▶ **PROBLEM DESCRIPTION**
From the listing below, copy every line with the word "Area".
** START **
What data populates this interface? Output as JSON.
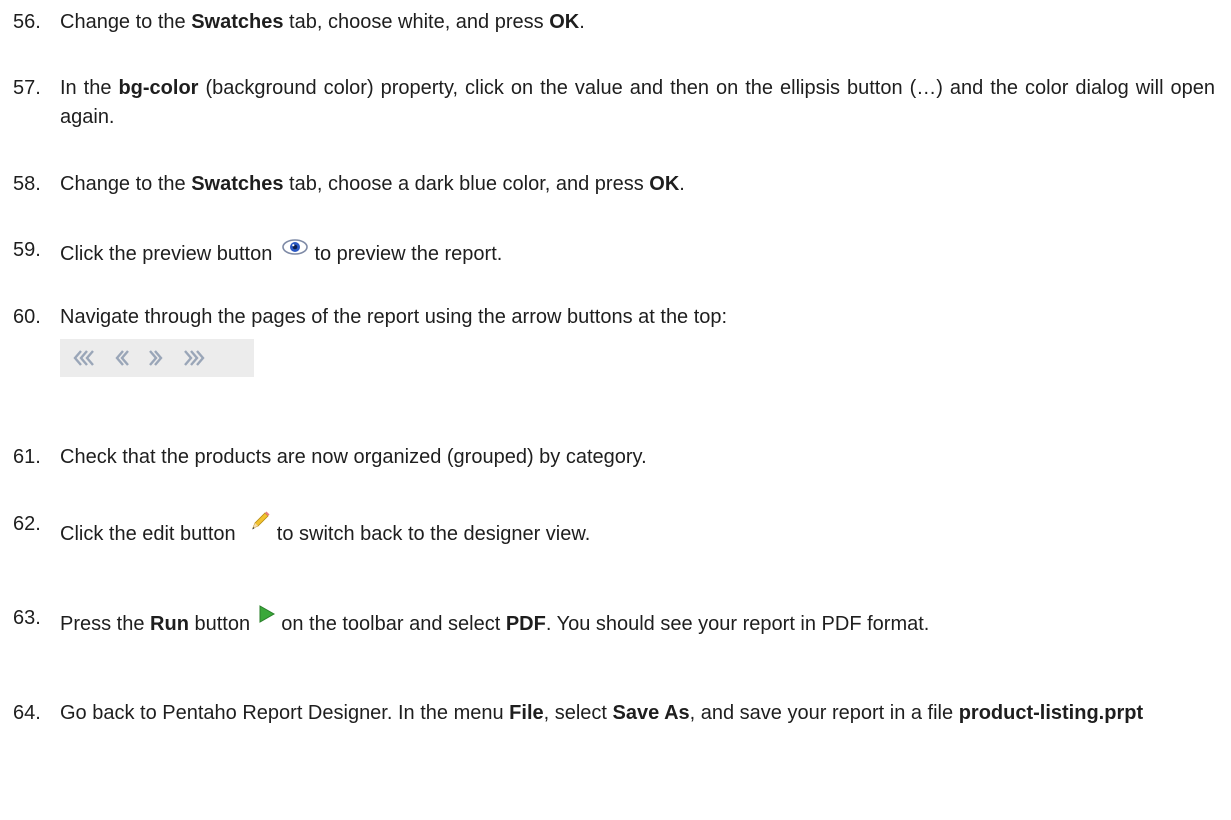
{
  "steps": [
    {
      "num": "56.",
      "parts": [
        {
          "t": "Change to the "
        },
        {
          "t": "Swatches",
          "b": true
        },
        {
          "t": " tab, choose white, and press "
        },
        {
          "t": "OK",
          "b": true
        },
        {
          "t": "."
        }
      ]
    },
    {
      "num": "57.",
      "parts": [
        {
          "t": "In the "
        },
        {
          "t": "bg-color",
          "b": true
        },
        {
          "t": " (background color) property, click on the value and then on the ellipsis button (…) and the color dialog will open again."
        }
      ]
    },
    {
      "num": "58.",
      "parts": [
        {
          "t": "Change to the "
        },
        {
          "t": "Swatches",
          "b": true
        },
        {
          "t": " tab, choose a dark blue color, and press "
        },
        {
          "t": "OK",
          "b": true
        },
        {
          "t": "."
        }
      ]
    },
    {
      "num": "59.",
      "a": "Click the preview button",
      "b": " to preview the report."
    },
    {
      "num": "60.",
      "text": "Navigate through the pages of the report using the arrow buttons at the top:"
    },
    {
      "num": "61.",
      "text": "Check that the products are now organized (grouped) by category."
    },
    {
      "num": "62.",
      "a": "Click the edit button",
      "b": " to switch back to the designer view."
    },
    {
      "num": "63.",
      "parts": [
        {
          "t": "Press the "
        },
        {
          "t": "Run",
          "b": true
        },
        {
          "t": " button "
        },
        {
          "icon": "run-icon"
        },
        {
          "t": " on the toolbar and select "
        },
        {
          "t": "PDF",
          "b": true
        },
        {
          "t": ". You should see your report in PDF format."
        }
      ]
    },
    {
      "num": "64.",
      "parts": [
        {
          "t": "Go back to Pentaho Report Designer. In the menu "
        },
        {
          "t": "File",
          "b": true
        },
        {
          "t": ", select "
        },
        {
          "t": "Save As",
          "b": true
        },
        {
          "t": ", and save your report in a file "
        },
        {
          "t": "product-listing.prpt",
          "b": true
        }
      ]
    }
  ],
  "icons": {
    "preview": "eye-icon",
    "edit": "pencil-icon",
    "run": "run-icon",
    "nav": [
      "first-page-icon",
      "previous-page-icon",
      "next-page-icon",
      "last-page-icon"
    ]
  },
  "colors": {
    "text": "#1e1e1e",
    "nav_bg": "#ececec",
    "nav_arrow": "#9aa6b8",
    "run_green": "#3aa83a"
  }
}
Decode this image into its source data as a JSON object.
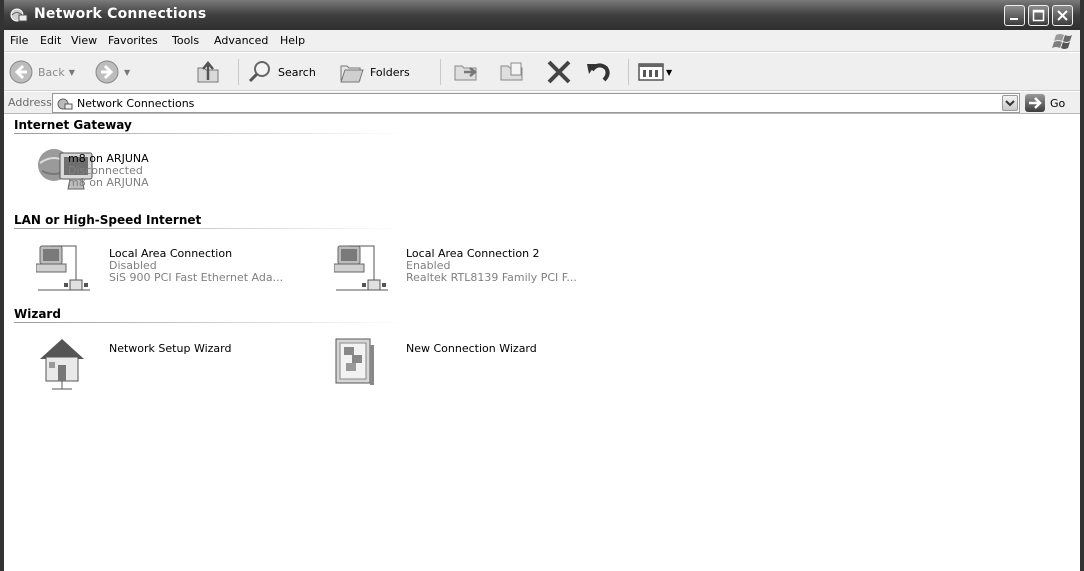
{
  "window": {
    "title": "Network Connections",
    "icon": "network-connections-icon",
    "buttons": [
      "minimize-icon",
      "maximize-icon",
      "close-icon"
    ]
  },
  "menu": {
    "items": [
      "File",
      "Edit",
      "View",
      "Favorites",
      "Tools",
      "Advanced",
      "Help"
    ]
  },
  "toolbar": {
    "back_label": "Back",
    "search_label": "Search",
    "folders_label": "Folders"
  },
  "address": {
    "label": "Address",
    "value": "Network Connections",
    "go_label": "Go"
  },
  "groups": {
    "internet_gateway": {
      "header": "Internet Gateway",
      "items": [
        {
          "name": "m8 on ARJUNA",
          "status": "Disconnected",
          "device": "m8 on ARJUNA"
        }
      ]
    },
    "lan": {
      "header": "LAN or High-Speed Internet",
      "items": [
        {
          "name": "Local Area Connection",
          "status": "Disabled",
          "device": "SiS 900 PCI Fast Ethernet Ada..."
        },
        {
          "name": "Local Area Connection 2",
          "status": "Enabled",
          "device": "Realtek RTL8139 Family PCI F..."
        }
      ]
    },
    "wizard": {
      "header": "Wizard",
      "items": [
        {
          "name": "Network Setup Wizard"
        },
        {
          "name": "New Connection Wizard"
        }
      ]
    }
  }
}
** END **
▶ **PROBLEM SOLUTION**
          "name": "Local Area Connection",
          "name": "Local Area Connection 2",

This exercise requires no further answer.